Start of DATASET EXCERPTS

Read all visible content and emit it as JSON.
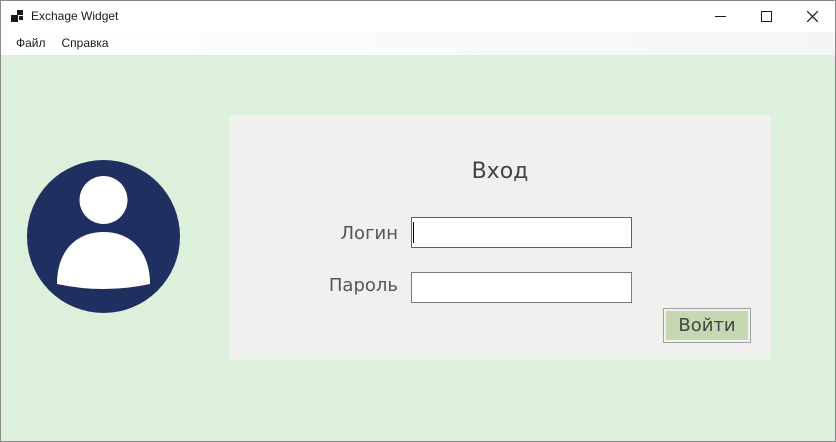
{
  "window": {
    "title": "Exchage Widget",
    "minimize_glyph": "—",
    "maximize_glyph": "☐",
    "close_glyph": "✕"
  },
  "menu": {
    "items": [
      "Файл",
      "Справка"
    ]
  },
  "login": {
    "heading": "Вход",
    "login_label": "Логин",
    "password_label": "Пароль",
    "login_value": "",
    "password_value": "",
    "submit_label": "Войти"
  },
  "colors": {
    "background": "#dcf0dc",
    "panel": "#f0f1ee",
    "avatar": "#1f3060",
    "button": "#c5d8b2",
    "focus_border": "#0078d4"
  },
  "icons": {
    "app": "app-icon",
    "avatar": "user-avatar-icon"
  }
}
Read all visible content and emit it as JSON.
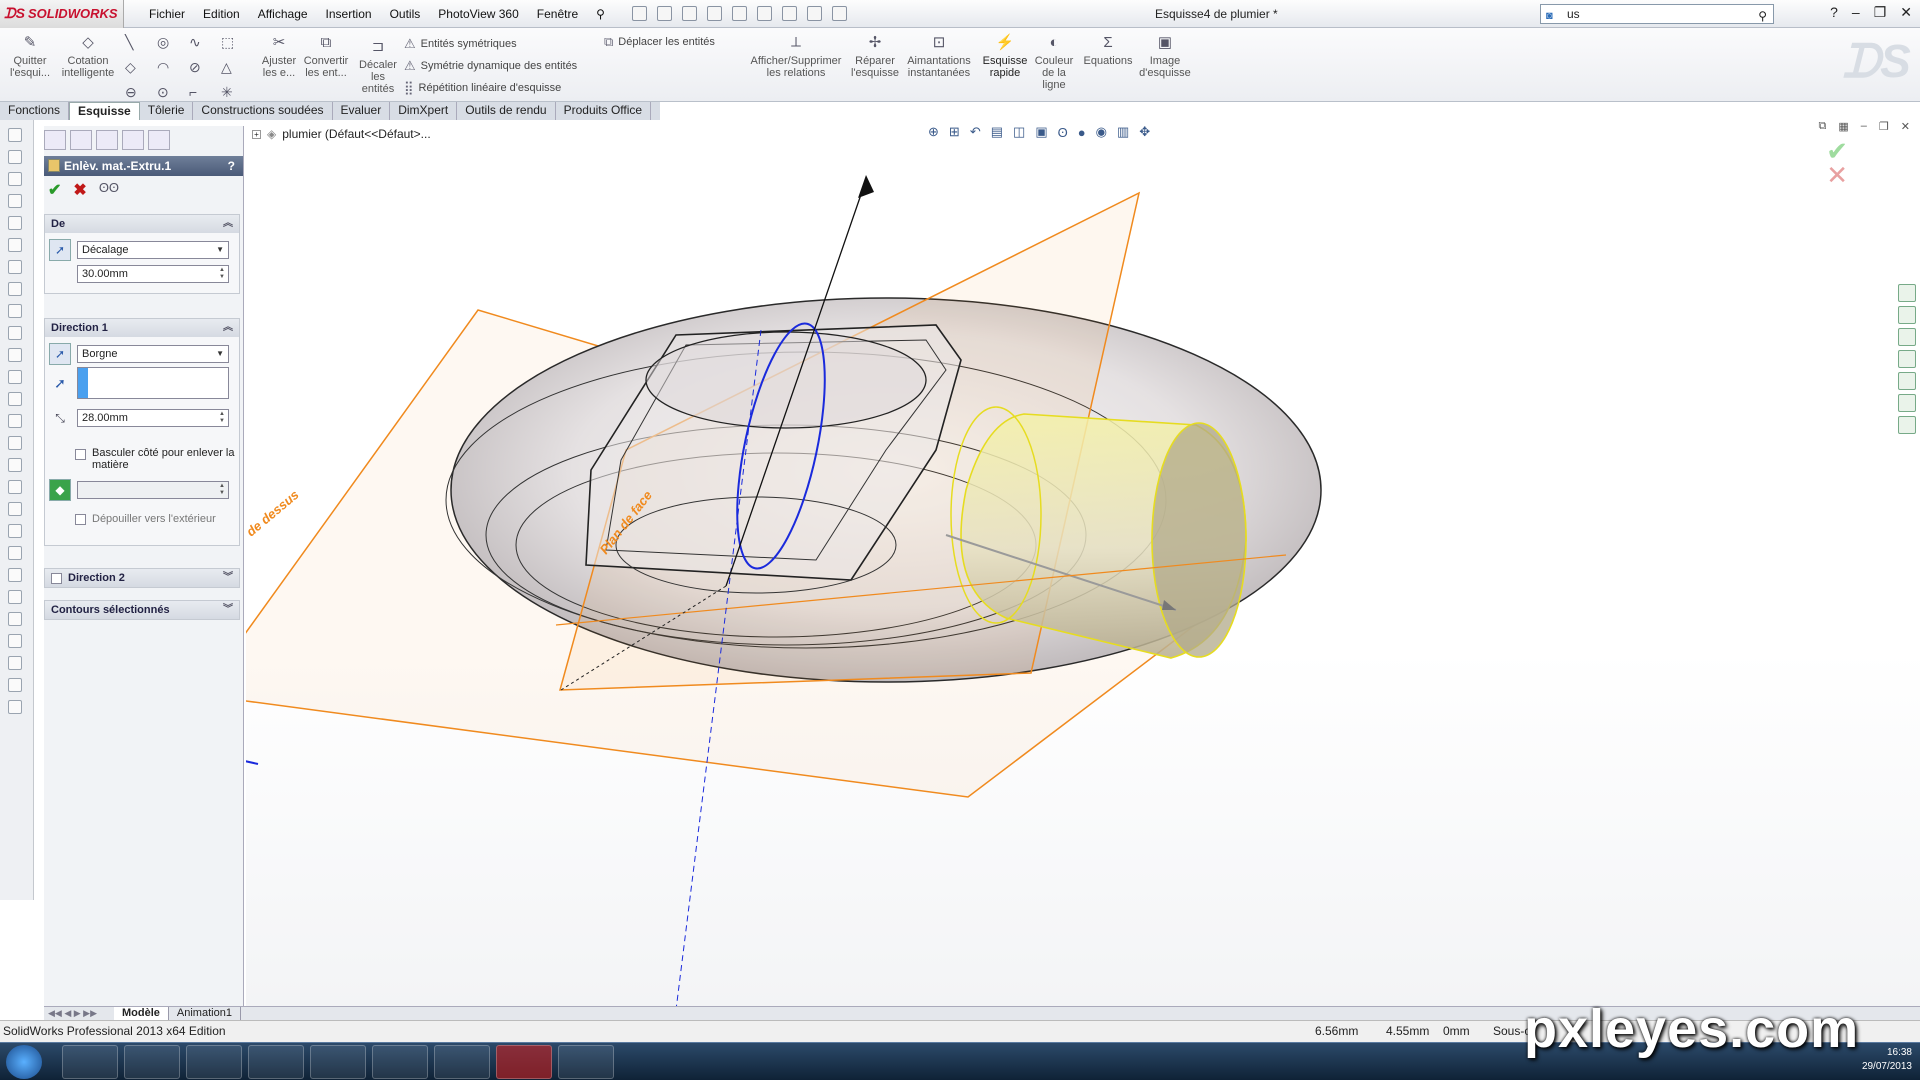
{
  "app": {
    "brand": "SOLIDWORKS",
    "document_title": "Esquisse4 de plumier *",
    "search_value": "us"
  },
  "menu": [
    "Fichier",
    "Edition",
    "Affichage",
    "Insertion",
    "Outils",
    "PhotoView 360",
    "Fenêtre"
  ],
  "ribbon": {
    "quit_sketch": "Quitter l'esqui...",
    "smart_dim": "Cotation intelligente",
    "trim": "Ajuster les e...",
    "convert": "Convertir les ent...",
    "offset": "Décaler les entités",
    "mirror": "Entités symétriques",
    "dyn_mirror": "Symétrie dynamique des entités",
    "linear_pattern": "Répétition linéaire d'esquisse",
    "move": "Déplacer les entités",
    "relations": "Afficher/Supprimer les relations",
    "repair": "Réparer l'esquisse",
    "snaps": "Aimantations instantanées",
    "rapid_sketch": "Esquisse rapide",
    "line_color": "Couleur de la ligne",
    "equations": "Equations",
    "sketch_picture": "Image d'esquisse"
  },
  "tabs": [
    "Fonctions",
    "Esquisse",
    "Tôlerie",
    "Constructions soudées",
    "Evaluer",
    "DimXpert",
    "Outils de rendu",
    "Produits Office"
  ],
  "active_tab": "Esquisse",
  "property_manager": {
    "title": "Enlèv. mat.-Extru.1",
    "help": "?",
    "from": {
      "label": "De",
      "type": "Décalage",
      "value": "30.00mm"
    },
    "direction1": {
      "label": "Direction 1",
      "end_condition": "Borgne",
      "depth": "28.00mm",
      "flip_side_label": "Basculer côté pour enlever la matière",
      "draft_outward_label": "Dépouiller vers l'extérieur"
    },
    "direction2": {
      "label": "Direction 2"
    },
    "selected_contours": {
      "label": "Contours sélectionnés"
    }
  },
  "graphics": {
    "tree_item": "plumier  (Défaut<<Défaut>...",
    "plane_front": "Plan de face",
    "plane_top": "de dessus"
  },
  "bottom_tabs": [
    "Modèle",
    "Animation1"
  ],
  "status": {
    "version": "SolidWorks Professional 2013 x64 Edition",
    "x": "6.56mm",
    "y": "4.55mm",
    "z": "0mm",
    "state": "Sous-c"
  },
  "taskbar": {
    "time": "16:38",
    "date": "29/07/2013"
  },
  "watermark": "pxleyes.com",
  "colors": {
    "accent": "#c8102e",
    "plane_orange": "#f08a1e",
    "sketch_blue": "#1a2adc",
    "cylinder_yellow": "#f2ee7a"
  }
}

End of DATASET EXCERPTS

> **STATED PROBLEM**: Working from the material above, transcribe it exactly while omitting pictures.

> **ANSWER TO THE TASK**:
Read all visible content and emit it as JSON.
{
  "window": {
    "title": "Exchage Widget",
    "minimize_glyph": "—",
    "maximize_glyph": "☐",
    "close_glyph": "✕"
  },
  "menu": {
    "items": [
      "Файл",
      "Справка"
    ]
  },
  "login": {
    "heading": "Вход",
    "login_label": "Логин",
    "password_label": "Пароль",
    "login_value": "",
    "password_value": "",
    "submit_label": "Войти"
  },
  "colors": {
    "background": "#dcf0dc",
    "panel": "#f0f1ee",
    "avatar": "#1f3060",
    "button": "#c5d8b2",
    "focus_border": "#0078d4"
  },
  "icons": {
    "app": "app-icon",
    "avatar": "user-avatar-icon"
  }
}
Read all visible content and emit it as JSON.
{
  "app": {
    "brand": "SOLIDWORKS",
    "document_title": "Esquisse4 de plumier *",
    "search_value": "us"
  },
  "menu": [
    "Fichier",
    "Edition",
    "Affichage",
    "Insertion",
    "Outils",
    "PhotoView 360",
    "Fenêtre"
  ],
  "ribbon": {
    "quit_sketch": "Quitter l'esqui...",
    "smart_dim": "Cotation intelligente",
    "trim": "Ajuster les e...",
    "convert": "Convertir les ent...",
    "offset": "Décaler les entités",
    "mirror": "Entités symétriques",
    "dyn_mirror": "Symétrie dynamique des entités",
    "linear_pattern": "Répétition linéaire d'esquisse",
    "move": "Déplacer les entités",
    "relations": "Afficher/Supprimer les relations",
    "repair": "Réparer l'esquisse",
    "snaps": "Aimantations instantanées",
    "rapid_sketch": "Esquisse rapide",
    "line_color": "Couleur de la ligne",
    "equations": "Equations",
    "sketch_picture": "Image d'esquisse"
  },
  "tabs": [
    "Fonctions",
    "Esquisse",
    "Tôlerie",
    "Constructions soudées",
    "Evaluer",
    "DimXpert",
    "Outils de rendu",
    "Produits Office"
  ],
  "active_tab": "Esquisse",
  "property_manager": {
    "title": "Enlèv. mat.-Extru.1",
    "help": "?",
    "from": {
      "label": "De",
      "type": "Décalage",
      "value": "30.00mm"
    },
    "direction1": {
      "label": "Direction 1",
      "end_condition": "Borgne",
      "depth": "28.00mm",
      "flip_side_label": "Basculer côté pour enlever la matière",
      "draft_outward_label": "Dépouiller vers l'extérieur"
    },
    "direction2": {
      "label": "Direction 2"
    },
    "selected_contours": {
      "label": "Contours sélectionnés"
    }
  },
  "graphics": {
    "tree_item": "plumier  (Défaut<<Défaut>...",
    "plane_front": "Plan de face",
    "plane_top": "de dessus"
  },
  "bottom_tabs": [
    "Modèle",
    "Animation1"
  ],
  "status": {
    "version": "SolidWorks Professional 2013 x64 Edition",
    "x": "6.56mm",
    "y": "4.55mm",
    "z": "0mm",
    "state": "Sous-c"
  },
  "taskbar": {
    "time": "16:38",
    "date": "29/07/2013"
  },
  "watermark": "pxleyes.com",
  "colors": {
    "accent": "#c8102e",
    "plane_orange": "#f08a1e",
    "sketch_blue": "#1a2adc",
    "cylinder_yellow": "#f2ee7a"
  }
}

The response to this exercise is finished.